• [Work instructions]: Using the text on classifying herbarium sheet images, state whether each statement agrees with it, answering yes or no and quoting the deciding words. 1. The neural networks are built with the pytorch library. 2. The project targets four traits. 3. The training data aims for traits that are as clearly present or absent as possible.

• [Passage given]:
::::::::
The basic steps are:
- Have experts annotate traits on images of herbarium sheets.
- Train a neural network(s) to recognize the traits. We are using the pytorch library to build the neural networks. I am also using models and scripts from HuggingFace.
- Use the trained neural networks to annotate images en masse.
This project attempts to classify phenological traits images of herbarium sheets, see figure 1. We want to identify these traits with reasonable speeds on batches of thousands or possibly millions of images at a time.
The target traits are: flowers, fruits, and leaves.
Each of these traits is binary, that is the herbarium specimen either has flowers (with) or it doesn't (without).
All of these traits are not truly binary, for instance, flowers may be in transition to fruits—then which is it?
However, in our training data, we are targeting traits as close as we can get to unambiguous presence or absence.
::::::::
• [Source data]:
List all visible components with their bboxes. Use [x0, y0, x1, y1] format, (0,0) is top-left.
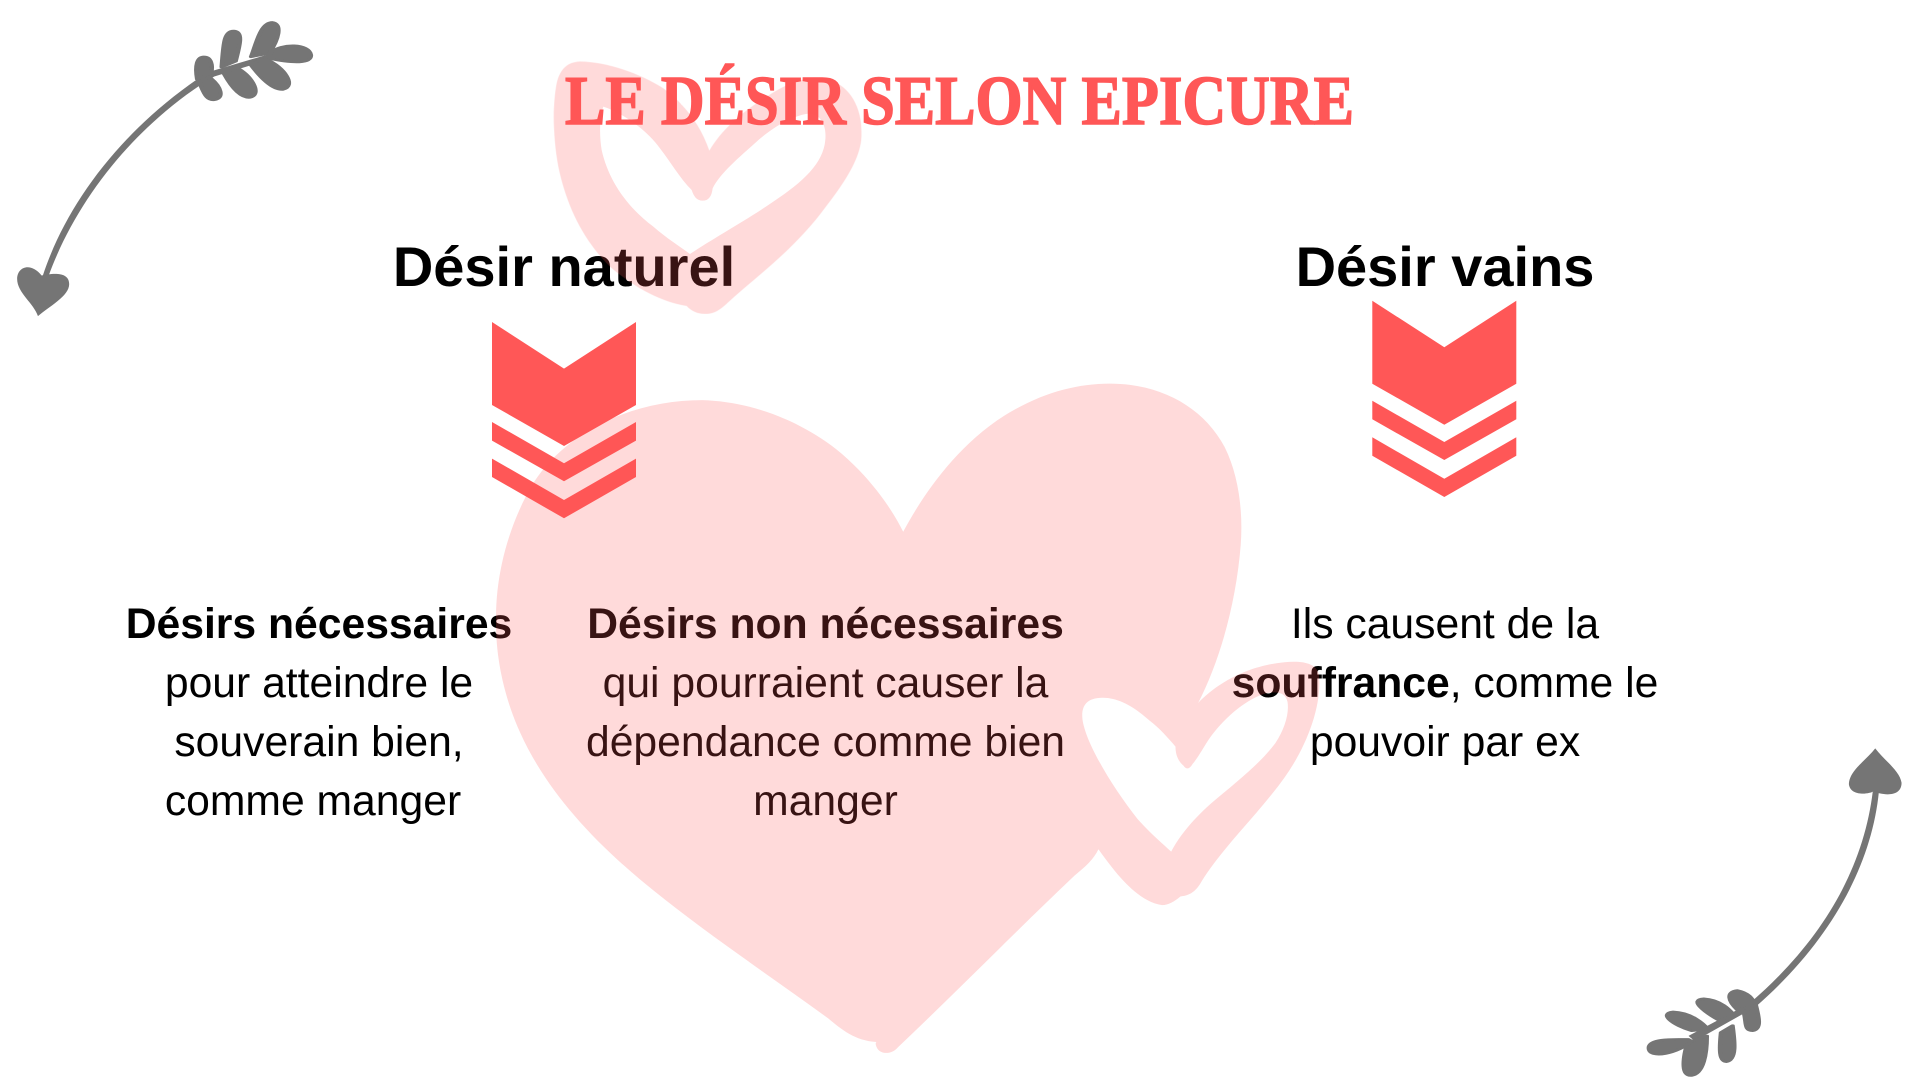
::::::::
• [Worked solution]:
1. Yes: "We are using the pytorch library to build the neural networks."
2. No: "The target traits are: flowers, fruits, and leaves."
3. Yes: "in our training data, we are targeting traits as close as we can get to unambiguous presence or absence."